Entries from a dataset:
● ● ●

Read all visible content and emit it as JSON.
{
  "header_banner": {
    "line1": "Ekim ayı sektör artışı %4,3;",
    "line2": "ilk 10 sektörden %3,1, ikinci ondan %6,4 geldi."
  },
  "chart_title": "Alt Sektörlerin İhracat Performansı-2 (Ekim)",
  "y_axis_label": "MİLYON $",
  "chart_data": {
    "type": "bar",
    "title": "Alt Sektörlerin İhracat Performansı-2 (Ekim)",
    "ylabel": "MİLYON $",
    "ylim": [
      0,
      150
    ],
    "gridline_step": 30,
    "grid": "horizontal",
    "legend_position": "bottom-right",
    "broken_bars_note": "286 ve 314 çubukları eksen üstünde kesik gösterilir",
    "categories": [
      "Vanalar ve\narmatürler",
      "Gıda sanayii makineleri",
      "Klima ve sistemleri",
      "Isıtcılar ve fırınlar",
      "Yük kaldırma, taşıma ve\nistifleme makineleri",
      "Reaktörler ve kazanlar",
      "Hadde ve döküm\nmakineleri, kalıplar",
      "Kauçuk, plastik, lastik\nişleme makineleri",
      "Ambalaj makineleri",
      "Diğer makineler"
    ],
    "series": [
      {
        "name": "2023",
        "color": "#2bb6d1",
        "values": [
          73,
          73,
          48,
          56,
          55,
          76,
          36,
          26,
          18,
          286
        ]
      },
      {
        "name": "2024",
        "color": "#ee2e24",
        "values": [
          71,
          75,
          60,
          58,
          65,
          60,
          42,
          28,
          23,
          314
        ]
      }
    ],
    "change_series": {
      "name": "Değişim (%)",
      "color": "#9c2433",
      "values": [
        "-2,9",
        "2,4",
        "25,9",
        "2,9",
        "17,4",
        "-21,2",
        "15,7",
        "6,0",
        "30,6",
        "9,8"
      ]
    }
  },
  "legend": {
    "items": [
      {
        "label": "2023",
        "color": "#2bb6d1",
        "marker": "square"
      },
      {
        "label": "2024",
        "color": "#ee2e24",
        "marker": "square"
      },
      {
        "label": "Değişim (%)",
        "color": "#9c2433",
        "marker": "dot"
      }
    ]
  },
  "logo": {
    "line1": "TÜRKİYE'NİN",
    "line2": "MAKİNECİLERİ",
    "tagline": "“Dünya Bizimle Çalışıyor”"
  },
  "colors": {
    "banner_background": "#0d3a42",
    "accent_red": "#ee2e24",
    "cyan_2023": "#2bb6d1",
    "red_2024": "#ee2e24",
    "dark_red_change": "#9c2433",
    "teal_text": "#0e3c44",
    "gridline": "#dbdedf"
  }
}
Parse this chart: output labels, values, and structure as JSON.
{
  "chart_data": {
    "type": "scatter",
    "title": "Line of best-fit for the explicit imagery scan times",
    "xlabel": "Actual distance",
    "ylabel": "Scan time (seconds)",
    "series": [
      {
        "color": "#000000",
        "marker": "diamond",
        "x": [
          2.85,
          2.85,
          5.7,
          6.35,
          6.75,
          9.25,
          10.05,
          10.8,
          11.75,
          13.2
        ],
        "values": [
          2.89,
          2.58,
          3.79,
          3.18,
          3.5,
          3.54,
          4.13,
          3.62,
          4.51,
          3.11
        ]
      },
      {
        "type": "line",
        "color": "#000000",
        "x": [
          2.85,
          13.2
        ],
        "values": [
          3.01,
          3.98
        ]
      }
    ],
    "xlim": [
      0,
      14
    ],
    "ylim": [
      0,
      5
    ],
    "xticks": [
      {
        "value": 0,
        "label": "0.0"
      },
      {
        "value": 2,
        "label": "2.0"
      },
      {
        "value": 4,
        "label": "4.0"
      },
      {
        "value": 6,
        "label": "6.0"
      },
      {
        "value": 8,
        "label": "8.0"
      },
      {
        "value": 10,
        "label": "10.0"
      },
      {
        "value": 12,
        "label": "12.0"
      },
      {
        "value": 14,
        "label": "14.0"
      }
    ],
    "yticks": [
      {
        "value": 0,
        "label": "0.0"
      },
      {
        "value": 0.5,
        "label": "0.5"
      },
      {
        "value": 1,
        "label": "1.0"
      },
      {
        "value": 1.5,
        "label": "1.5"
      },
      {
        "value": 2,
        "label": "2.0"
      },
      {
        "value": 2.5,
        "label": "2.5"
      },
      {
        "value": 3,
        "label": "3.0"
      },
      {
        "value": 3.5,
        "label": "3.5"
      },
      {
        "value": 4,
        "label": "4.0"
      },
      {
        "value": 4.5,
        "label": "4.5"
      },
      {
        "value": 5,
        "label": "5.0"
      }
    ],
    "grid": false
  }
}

● ● ●

Task instructions — Reproduce the entries above exactly.

Completed task —
Read all visible content and emit it as JSON.
{
  "header_banner": {
    "line1": "Ekim ayı sektör artışı %4,3;",
    "line2": "ilk 10 sektörden %3,1, ikinci ondan %6,4 geldi."
  },
  "chart_title": "Alt Sektörlerin İhracat Performansı-2 (Ekim)",
  "y_axis_label": "MİLYON $",
  "chart_data": {
    "type": "bar",
    "title": "Alt Sektörlerin İhracat Performansı-2 (Ekim)",
    "ylabel": "MİLYON $",
    "ylim": [
      0,
      150
    ],
    "gridline_step": 30,
    "grid": "horizontal",
    "legend_position": "bottom-right",
    "broken_bars_note": "286 ve 314 çubukları eksen üstünde kesik gösterilir",
    "categories": [
      "Vanalar ve\narmatürler",
      "Gıda sanayii makineleri",
      "Klima ve sistemleri",
      "Isıtcılar ve fırınlar",
      "Yük kaldırma, taşıma ve\nistifleme makineleri",
      "Reaktörler ve kazanlar",
      "Hadde ve döküm\nmakineleri, kalıplar",
      "Kauçuk, plastik, lastik\nişleme makineleri",
      "Ambalaj makineleri",
      "Diğer makineler"
    ],
    "series": [
      {
        "name": "2023",
        "color": "#2bb6d1",
        "values": [
          73,
          73,
          48,
          56,
          55,
          76,
          36,
          26,
          18,
          286
        ]
      },
      {
        "name": "2024",
        "color": "#ee2e24",
        "values": [
          71,
          75,
          60,
          58,
          65,
          60,
          42,
          28,
          23,
          314
        ]
      }
    ],
    "change_series": {
      "name": "Değişim (%)",
      "color": "#9c2433",
      "values": [
        "-2,9",
        "2,4",
        "25,9",
        "2,9",
        "17,4",
        "-21,2",
        "15,7",
        "6,0",
        "30,6",
        "9,8"
      ]
    }
  },
  "legend": {
    "items": [
      {
        "label": "2023",
        "color": "#2bb6d1",
        "marker": "square"
      },
      {
        "label": "2024",
        "color": "#ee2e24",
        "marker": "square"
      },
      {
        "label": "Değişim (%)",
        "color": "#9c2433",
        "marker": "dot"
      }
    ]
  },
  "logo": {
    "line1": "TÜRKİYE'NİN",
    "line2": "MAKİNECİLERİ",
    "tagline": "“Dünya Bizimle Çalışıyor”"
  },
  "colors": {
    "banner_background": "#0d3a42",
    "accent_red": "#ee2e24",
    "cyan_2023": "#2bb6d1",
    "red_2024": "#ee2e24",
    "dark_red_change": "#9c2433",
    "teal_text": "#0e3c44",
    "gridline": "#dbdedf"
  }
}
Parse this chart: output labels, values, and structure as JSON.
{
  "chart_data": {
    "type": "scatter",
    "title": "Line of best-fit for the explicit imagery scan times",
    "xlabel": "Actual distance",
    "ylabel": "Scan time (seconds)",
    "series": [
      {
        "color": "#000000",
        "marker": "diamond",
        "x": [
          2.85,
          2.85,
          5.7,
          6.35,
          6.75,
          9.25,
          10.05,
          10.8,
          11.75,
          13.2
        ],
        "values": [
          2.89,
          2.58,
          3.79,
          3.18,
          3.5,
          3.54,
          4.13,
          3.62,
          4.51,
          3.11
        ]
      },
      {
        "type": "line",
        "color": "#000000",
        "x": [
          2.85,
          13.2
        ],
        "values": [
          3.01,
          3.98
        ]
      }
    ],
    "xlim": [
      0,
      14
    ],
    "ylim": [
      0,
      5
    ],
    "xticks": [
      {
        "value": 0,
        "label": "0.0"
      },
      {
        "value": 2,
        "label": "2.0"
      },
      {
        "value": 4,
        "label": "4.0"
      },
      {
        "value": 6,
        "label": "6.0"
      },
      {
        "value": 8,
        "label": "8.0"
      },
      {
        "value": 10,
        "label": "10.0"
      },
      {
        "value": 12,
        "label": "12.0"
      },
      {
        "value": 14,
        "label": "14.0"
      }
    ],
    "yticks": [
      {
        "value": 0,
        "label": "0.0"
      },
      {
        "value": 0.5,
        "label": "0.5"
      },
      {
        "value": 1,
        "label": "1.0"
      },
      {
        "value": 1.5,
        "label": "1.5"
      },
      {
        "value": 2,
        "label": "2.0"
      },
      {
        "value": 2.5,
        "label": "2.5"
      },
      {
        "value": 3,
        "label": "3.0"
      },
      {
        "value": 3.5,
        "label": "3.5"
      },
      {
        "value": 4,
        "label": "4.0"
      },
      {
        "value": 4.5,
        "label": "4.5"
      },
      {
        "value": 5,
        "label": "5.0"
      }
    ],
    "grid": false
  }
}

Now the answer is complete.